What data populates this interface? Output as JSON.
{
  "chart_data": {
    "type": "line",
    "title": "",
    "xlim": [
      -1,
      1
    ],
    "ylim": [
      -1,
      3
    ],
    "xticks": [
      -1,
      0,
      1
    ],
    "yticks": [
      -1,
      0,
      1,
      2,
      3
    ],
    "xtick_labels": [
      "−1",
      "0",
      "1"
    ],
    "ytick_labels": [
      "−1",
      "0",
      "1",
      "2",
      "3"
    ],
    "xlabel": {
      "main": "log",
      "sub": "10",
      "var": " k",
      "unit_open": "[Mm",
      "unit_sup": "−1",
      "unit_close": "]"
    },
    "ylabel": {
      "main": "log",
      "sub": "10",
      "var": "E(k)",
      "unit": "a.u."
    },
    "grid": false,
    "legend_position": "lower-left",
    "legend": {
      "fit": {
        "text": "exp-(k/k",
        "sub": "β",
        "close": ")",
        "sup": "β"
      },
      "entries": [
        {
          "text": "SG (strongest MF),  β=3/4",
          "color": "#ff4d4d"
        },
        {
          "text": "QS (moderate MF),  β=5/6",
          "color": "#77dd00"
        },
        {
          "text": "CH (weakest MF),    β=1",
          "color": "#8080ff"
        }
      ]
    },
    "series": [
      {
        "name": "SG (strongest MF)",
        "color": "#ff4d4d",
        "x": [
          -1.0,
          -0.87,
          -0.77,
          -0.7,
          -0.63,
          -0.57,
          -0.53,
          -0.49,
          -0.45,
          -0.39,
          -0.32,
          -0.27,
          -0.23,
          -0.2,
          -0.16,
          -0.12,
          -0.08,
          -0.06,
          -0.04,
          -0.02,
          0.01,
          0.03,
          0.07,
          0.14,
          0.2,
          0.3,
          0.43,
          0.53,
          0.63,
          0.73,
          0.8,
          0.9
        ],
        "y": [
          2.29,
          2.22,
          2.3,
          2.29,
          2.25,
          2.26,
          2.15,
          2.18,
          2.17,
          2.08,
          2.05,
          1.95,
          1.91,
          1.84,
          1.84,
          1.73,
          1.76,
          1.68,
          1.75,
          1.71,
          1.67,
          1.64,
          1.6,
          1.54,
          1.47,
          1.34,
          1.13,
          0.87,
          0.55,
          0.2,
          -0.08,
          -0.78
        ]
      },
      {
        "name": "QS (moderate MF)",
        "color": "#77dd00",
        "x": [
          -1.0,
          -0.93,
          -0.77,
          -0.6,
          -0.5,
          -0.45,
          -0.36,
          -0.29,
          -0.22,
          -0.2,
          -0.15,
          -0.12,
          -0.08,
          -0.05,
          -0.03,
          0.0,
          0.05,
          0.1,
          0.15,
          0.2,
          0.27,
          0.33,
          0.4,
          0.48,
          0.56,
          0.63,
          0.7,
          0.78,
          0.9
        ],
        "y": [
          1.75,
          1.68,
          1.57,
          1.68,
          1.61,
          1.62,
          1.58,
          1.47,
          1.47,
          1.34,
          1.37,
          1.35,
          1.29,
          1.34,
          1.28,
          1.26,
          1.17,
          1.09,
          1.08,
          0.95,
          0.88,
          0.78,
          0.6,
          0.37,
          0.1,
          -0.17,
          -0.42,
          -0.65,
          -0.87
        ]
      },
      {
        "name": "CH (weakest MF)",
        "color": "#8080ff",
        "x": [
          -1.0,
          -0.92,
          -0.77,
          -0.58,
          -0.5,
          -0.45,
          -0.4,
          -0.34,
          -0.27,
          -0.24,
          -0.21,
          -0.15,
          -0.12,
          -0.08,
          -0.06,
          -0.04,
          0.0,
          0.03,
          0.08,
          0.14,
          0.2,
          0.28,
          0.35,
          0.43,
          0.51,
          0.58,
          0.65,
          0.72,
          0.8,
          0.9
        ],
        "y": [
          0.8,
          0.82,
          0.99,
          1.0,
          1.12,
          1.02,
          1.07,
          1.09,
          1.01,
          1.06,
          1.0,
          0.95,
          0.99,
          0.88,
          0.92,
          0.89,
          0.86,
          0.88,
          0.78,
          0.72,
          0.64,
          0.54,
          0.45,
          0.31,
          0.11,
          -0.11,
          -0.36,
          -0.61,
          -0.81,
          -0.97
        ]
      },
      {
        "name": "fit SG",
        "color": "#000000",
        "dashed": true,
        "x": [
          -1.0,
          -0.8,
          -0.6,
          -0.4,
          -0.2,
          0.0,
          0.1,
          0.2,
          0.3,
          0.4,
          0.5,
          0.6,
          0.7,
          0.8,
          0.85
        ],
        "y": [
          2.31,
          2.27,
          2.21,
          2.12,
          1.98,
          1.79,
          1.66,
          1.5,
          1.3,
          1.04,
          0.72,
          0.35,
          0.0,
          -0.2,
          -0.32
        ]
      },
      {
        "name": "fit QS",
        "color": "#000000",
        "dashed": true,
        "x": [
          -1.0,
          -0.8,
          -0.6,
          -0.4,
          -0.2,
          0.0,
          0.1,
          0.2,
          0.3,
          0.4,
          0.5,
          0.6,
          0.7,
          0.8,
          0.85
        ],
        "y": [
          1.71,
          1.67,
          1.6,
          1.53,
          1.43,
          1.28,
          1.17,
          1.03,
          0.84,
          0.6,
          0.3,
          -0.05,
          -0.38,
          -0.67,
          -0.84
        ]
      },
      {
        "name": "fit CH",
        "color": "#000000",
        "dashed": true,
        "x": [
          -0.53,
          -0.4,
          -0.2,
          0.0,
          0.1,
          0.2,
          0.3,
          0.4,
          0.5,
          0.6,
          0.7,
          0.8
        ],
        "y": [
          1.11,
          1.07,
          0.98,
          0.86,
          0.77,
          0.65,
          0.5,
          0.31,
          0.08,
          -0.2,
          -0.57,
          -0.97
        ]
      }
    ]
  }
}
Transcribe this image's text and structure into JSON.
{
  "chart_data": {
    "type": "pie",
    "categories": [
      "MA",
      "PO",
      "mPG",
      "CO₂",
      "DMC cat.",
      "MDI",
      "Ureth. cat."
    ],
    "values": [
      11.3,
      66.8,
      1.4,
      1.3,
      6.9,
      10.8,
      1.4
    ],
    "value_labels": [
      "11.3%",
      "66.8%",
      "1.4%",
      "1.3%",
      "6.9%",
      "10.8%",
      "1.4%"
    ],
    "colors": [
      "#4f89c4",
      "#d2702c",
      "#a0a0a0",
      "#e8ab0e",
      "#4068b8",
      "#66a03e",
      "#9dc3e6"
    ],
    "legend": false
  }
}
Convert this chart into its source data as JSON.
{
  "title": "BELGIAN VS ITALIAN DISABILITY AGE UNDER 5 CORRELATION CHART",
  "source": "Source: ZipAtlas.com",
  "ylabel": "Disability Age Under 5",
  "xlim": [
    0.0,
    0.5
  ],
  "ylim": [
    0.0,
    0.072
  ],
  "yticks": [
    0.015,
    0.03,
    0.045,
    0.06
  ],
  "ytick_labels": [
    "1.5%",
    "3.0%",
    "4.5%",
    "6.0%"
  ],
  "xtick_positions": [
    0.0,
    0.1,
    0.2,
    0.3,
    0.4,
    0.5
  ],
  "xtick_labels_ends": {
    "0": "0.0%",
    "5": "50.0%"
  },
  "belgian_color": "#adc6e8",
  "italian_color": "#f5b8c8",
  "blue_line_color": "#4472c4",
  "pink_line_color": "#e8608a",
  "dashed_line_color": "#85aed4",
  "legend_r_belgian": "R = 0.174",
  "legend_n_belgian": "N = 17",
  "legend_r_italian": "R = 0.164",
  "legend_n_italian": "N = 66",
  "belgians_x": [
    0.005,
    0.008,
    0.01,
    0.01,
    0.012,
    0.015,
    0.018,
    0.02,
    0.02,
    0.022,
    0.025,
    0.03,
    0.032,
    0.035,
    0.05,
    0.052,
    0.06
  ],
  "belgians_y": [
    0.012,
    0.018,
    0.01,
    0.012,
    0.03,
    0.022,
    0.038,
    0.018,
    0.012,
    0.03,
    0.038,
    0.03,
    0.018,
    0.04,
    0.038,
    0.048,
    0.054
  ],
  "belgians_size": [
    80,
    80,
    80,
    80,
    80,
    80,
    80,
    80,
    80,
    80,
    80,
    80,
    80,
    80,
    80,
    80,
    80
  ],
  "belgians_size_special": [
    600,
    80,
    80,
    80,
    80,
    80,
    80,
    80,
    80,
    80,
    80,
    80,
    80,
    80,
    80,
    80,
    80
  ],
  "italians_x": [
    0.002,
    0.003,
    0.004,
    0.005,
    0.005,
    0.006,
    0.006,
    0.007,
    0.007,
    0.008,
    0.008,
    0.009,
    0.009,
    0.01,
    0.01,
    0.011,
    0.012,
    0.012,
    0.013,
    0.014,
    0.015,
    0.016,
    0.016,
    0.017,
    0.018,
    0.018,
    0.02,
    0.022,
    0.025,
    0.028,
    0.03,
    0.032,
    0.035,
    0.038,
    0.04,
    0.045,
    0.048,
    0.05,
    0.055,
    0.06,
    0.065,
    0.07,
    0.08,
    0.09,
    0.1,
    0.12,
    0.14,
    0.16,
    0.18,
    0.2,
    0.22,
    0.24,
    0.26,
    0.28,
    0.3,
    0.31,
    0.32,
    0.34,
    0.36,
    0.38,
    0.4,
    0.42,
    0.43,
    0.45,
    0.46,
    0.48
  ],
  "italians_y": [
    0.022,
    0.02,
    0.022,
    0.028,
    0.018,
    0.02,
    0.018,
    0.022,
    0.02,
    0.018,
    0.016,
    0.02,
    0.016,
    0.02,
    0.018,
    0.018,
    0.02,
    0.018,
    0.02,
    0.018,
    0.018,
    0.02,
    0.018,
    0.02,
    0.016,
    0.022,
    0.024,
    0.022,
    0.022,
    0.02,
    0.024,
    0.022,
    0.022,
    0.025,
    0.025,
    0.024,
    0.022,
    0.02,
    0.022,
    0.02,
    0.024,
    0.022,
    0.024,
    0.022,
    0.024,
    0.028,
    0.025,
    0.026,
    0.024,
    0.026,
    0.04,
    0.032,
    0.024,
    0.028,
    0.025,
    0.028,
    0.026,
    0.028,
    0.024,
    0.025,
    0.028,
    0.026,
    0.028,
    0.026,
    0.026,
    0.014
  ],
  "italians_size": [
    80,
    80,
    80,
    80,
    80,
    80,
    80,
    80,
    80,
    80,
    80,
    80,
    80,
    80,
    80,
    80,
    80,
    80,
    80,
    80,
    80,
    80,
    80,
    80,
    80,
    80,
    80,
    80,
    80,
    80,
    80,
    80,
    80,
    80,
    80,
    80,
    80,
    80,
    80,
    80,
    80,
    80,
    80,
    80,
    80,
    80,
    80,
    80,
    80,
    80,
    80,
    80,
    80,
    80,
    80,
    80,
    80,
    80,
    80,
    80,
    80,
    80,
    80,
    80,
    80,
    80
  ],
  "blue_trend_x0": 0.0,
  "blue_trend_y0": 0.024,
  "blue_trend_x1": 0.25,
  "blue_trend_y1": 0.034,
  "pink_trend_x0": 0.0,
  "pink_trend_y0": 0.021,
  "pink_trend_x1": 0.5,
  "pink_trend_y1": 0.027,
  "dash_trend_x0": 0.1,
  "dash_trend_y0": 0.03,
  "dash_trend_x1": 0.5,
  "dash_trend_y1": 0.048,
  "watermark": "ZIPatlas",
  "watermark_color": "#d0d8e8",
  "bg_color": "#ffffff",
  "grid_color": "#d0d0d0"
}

### Written request
Extract every line above containing the word "into".

### Worked solution
Transcribe this image's text and structure into JSON.
Convert this chart into its source data as JSON.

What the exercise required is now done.